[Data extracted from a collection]

▬▬▬

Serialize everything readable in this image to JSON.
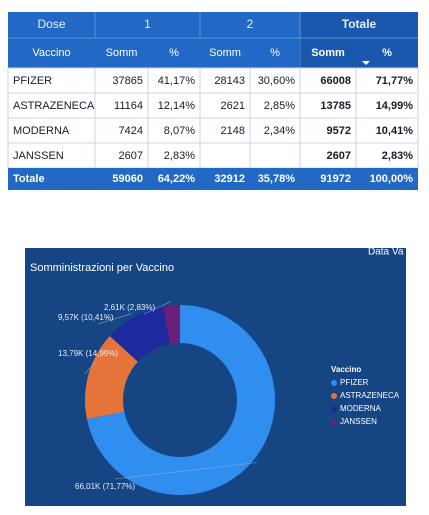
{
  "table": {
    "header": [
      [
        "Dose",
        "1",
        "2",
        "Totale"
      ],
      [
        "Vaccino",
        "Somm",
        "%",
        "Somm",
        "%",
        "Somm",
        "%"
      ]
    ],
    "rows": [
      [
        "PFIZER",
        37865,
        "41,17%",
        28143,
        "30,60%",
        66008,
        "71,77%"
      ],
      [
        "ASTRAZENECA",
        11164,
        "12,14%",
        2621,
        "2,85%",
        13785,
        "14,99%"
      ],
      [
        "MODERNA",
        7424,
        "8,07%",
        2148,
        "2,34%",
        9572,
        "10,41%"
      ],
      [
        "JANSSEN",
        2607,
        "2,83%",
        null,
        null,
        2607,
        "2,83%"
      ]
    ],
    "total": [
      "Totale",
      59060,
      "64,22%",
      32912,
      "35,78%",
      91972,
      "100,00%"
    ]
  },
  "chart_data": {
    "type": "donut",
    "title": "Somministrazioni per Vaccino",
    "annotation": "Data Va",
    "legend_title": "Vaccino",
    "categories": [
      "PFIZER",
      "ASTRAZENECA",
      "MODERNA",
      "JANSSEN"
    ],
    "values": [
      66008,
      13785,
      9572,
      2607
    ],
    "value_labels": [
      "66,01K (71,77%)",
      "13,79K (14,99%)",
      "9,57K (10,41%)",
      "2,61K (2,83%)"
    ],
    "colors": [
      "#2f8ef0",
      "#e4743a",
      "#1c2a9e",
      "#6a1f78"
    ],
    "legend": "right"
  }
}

▬▬▬

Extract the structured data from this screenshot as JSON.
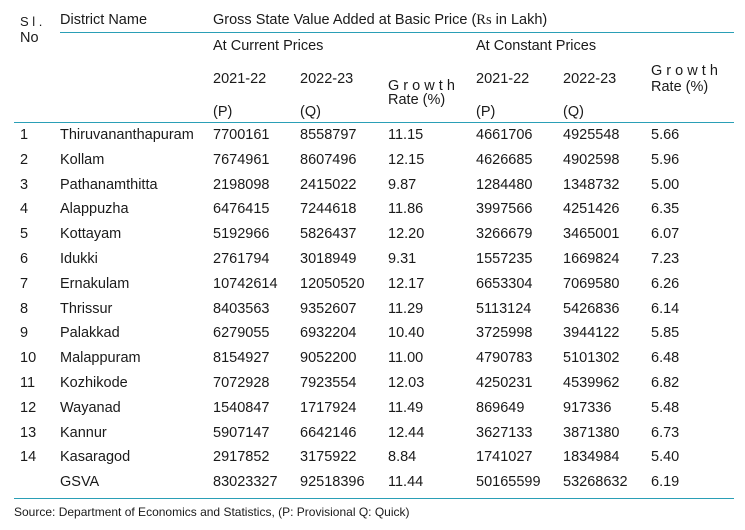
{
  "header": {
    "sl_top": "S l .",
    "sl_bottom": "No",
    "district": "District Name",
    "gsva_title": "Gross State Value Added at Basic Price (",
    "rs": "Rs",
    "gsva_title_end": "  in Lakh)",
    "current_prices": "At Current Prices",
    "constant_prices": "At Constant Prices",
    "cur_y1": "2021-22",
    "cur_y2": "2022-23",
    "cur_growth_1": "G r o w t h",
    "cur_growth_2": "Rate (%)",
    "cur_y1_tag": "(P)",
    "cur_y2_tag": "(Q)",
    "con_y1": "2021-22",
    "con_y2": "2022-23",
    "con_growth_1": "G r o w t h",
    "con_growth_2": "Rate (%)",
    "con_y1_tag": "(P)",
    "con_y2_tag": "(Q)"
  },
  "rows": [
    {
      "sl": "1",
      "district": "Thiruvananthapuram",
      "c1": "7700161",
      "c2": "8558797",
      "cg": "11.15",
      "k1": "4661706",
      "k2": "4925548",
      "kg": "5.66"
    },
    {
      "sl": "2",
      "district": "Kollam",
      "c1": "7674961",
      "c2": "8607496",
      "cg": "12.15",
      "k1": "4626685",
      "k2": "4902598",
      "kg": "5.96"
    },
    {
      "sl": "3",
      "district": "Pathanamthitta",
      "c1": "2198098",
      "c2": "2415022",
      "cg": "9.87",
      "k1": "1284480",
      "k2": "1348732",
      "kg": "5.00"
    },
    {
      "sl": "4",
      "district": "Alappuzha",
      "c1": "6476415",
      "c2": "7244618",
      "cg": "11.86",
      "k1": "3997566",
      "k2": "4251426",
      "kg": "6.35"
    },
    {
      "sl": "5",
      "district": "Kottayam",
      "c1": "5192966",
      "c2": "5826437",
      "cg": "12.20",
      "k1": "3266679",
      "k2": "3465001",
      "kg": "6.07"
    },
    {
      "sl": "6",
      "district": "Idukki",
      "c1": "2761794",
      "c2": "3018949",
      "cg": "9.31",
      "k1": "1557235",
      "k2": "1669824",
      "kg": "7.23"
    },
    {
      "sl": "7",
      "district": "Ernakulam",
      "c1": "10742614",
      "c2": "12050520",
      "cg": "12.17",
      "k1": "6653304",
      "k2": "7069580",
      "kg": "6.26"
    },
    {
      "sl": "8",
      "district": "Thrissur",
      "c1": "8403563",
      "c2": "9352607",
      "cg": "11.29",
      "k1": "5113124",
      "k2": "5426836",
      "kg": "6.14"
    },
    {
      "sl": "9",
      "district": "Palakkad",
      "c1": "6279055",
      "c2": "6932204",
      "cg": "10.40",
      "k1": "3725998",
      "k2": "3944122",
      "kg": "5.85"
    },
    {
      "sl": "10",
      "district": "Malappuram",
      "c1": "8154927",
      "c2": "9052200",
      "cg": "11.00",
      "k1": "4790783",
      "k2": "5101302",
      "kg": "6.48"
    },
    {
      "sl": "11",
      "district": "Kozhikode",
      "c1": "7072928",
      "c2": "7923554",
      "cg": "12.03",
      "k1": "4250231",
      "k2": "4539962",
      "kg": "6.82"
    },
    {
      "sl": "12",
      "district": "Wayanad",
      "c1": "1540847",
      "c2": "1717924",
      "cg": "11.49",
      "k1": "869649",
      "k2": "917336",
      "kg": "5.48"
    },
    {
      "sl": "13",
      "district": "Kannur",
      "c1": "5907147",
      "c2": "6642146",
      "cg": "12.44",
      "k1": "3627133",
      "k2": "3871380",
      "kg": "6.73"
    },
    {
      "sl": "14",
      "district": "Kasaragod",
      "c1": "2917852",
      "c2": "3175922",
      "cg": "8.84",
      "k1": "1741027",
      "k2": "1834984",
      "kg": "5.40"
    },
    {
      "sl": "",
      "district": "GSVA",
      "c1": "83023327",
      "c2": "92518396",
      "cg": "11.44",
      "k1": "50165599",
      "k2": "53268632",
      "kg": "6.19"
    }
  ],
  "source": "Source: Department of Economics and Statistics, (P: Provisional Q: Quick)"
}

▬▬▬

From the entries, copy out each line containing the word "this".

▶ [WRITTEN SOLUTION]
Serialize everything readable in this image to JSON.
Extract the structured data from this screenshot as JSON.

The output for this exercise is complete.